* [Supplied information]
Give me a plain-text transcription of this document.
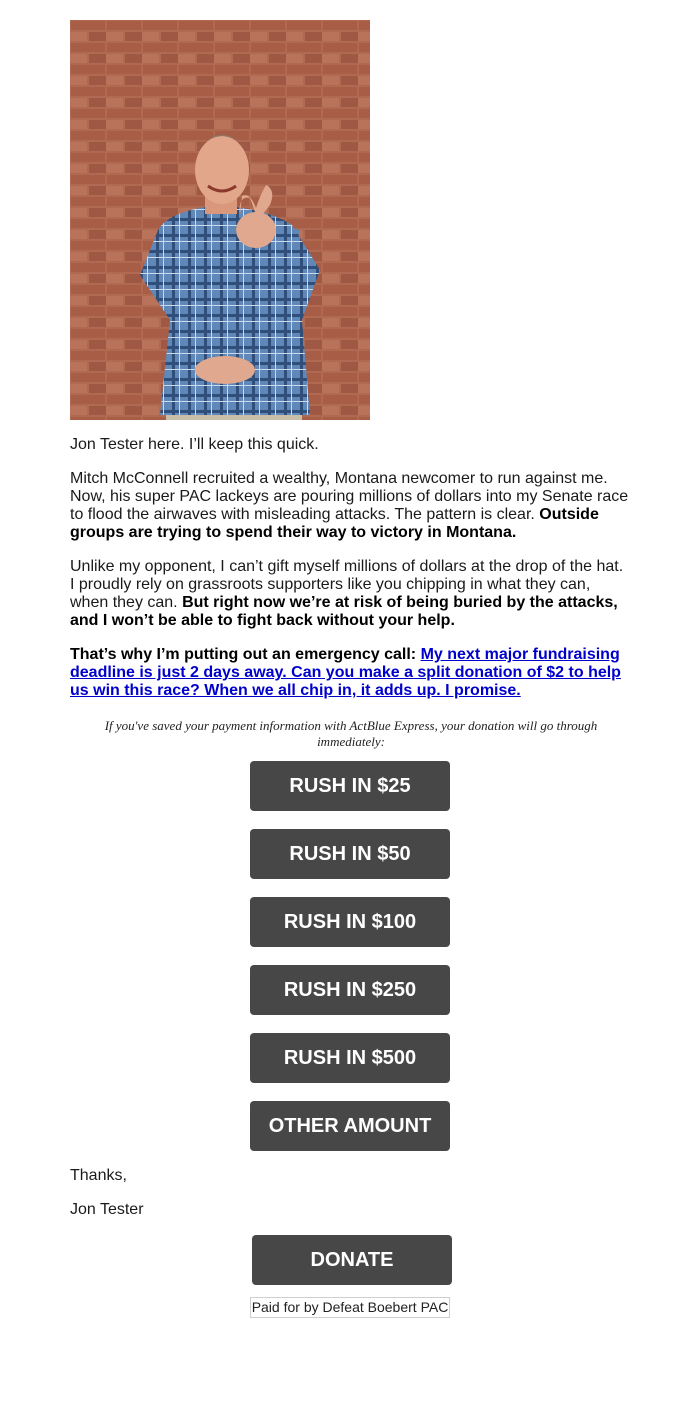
Jon Tester here. I’ll keep this quick.

Mitch McConnell recruited a wealthy, Montana newcomer to run against me. Now, his super PAC lackeys are pouring millions of dollars into my Senate race to flood the airwaves with misleading attacks. The pattern is clear. Outside groups are trying to spend their way to victory in Montana.

Unlike my opponent, I can’t gift myself millions of dollars at the drop of the hat. I proudly rely on grassroots supporters like you chipping in what they can, when they can. But right now we’re at risk of being buried by the attacks, and I won’t be able to fight back without your help.

That’s why I’m putting out an emergency call: My next major fundraising deadline is just 2 days away. Can you make a split donation of $2 to help us win this race? When we all chip in, it adds up. I promise.

If you've saved your payment information with ActBlue Express, your donation will go through immediately:

RUSH IN $25
RUSH IN $50
RUSH IN $100
RUSH IN $250
RUSH IN $500
OTHER AMOUNT
Thanks,
Jon Tester
DONATE
Paid for by Defeat Boebert PAC
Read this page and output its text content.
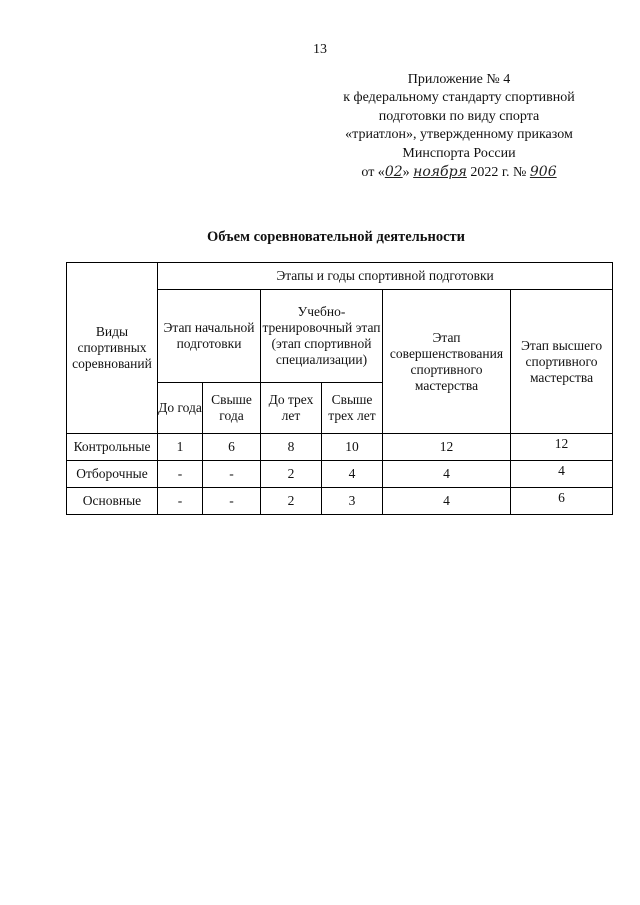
13
Приложение № 4
к федеральному стандарту спортивной
подготовки по виду спорта
«триатлон», утвержденному приказом
Минспорта России
от «02» ноября 2022 г. № 906
Объем соревновательной деятельности
Виды спортивных соревнований	Этапы и годы спортивной подготовки					
	Этап начальной подготовки		Учебно-тренировочный этап (этап спортивной специализации)		Этап совершенствования спортивного мастерства	Этап высшего спортивного мастерства
	До года	Свыше года	До трех лет	Свыше трех лет		
Контрольные	1	6	8	10	12	12
Отборочные	-	-	2	4	4	4
Основные	-	-	2	3	4	6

* [Written request] Retype each entry precisely. Skip images entirely.

* [Final answer]
Give me a plain-text transcription of this document.
Jon Tester here. I’ll keep this quick.

Mitch McConnell recruited a wealthy, Montana newcomer to run against me. Now, his super PAC lackeys are pouring millions of dollars into my Senate race to flood the airwaves with misleading attacks. The pattern is clear. Outside groups are trying to spend their way to victory in Montana.

Unlike my opponent, I can’t gift myself millions of dollars at the drop of the hat. I proudly rely on grassroots supporters like you chipping in what they can, when they can. But right now we’re at risk of being buried by the attacks, and I won’t be able to fight back without your help.

That’s why I’m putting out an emergency call: My next major fundraising deadline is just 2 days away. Can you make a split donation of $2 to help us win this race? When we all chip in, it adds up. I promise.

If you've saved your payment information with ActBlue Express, your donation will go through immediately:

RUSH IN $25
RUSH IN $50
RUSH IN $100
RUSH IN $250
RUSH IN $500
OTHER AMOUNT
Thanks,
Jon Tester
DONATE
Paid for by Defeat Boebert PAC
Read this page and output its text content.
13
Приложение № 4
к федеральному стандарту спортивной
подготовки по виду спорта
«триатлон», утвержденному приказом
Минспорта России
от «02» ноября 2022 г. № 906
Объем соревновательной деятельности
Виды спортивных соревнований	Этапы и годы спортивной подготовки					
	Этап начальной подготовки		Учебно-тренировочный этап (этап спортивной специализации)		Этап совершенствования спортивного мастерства	Этап высшего спортивного мастерства
	До года	Свыше года	До трех лет	Свыше трех лет		
Контрольные	1	6	8	10	12	12
Отборочные	-	-	2	4	4	4
Основные	-	-	2	3	4	6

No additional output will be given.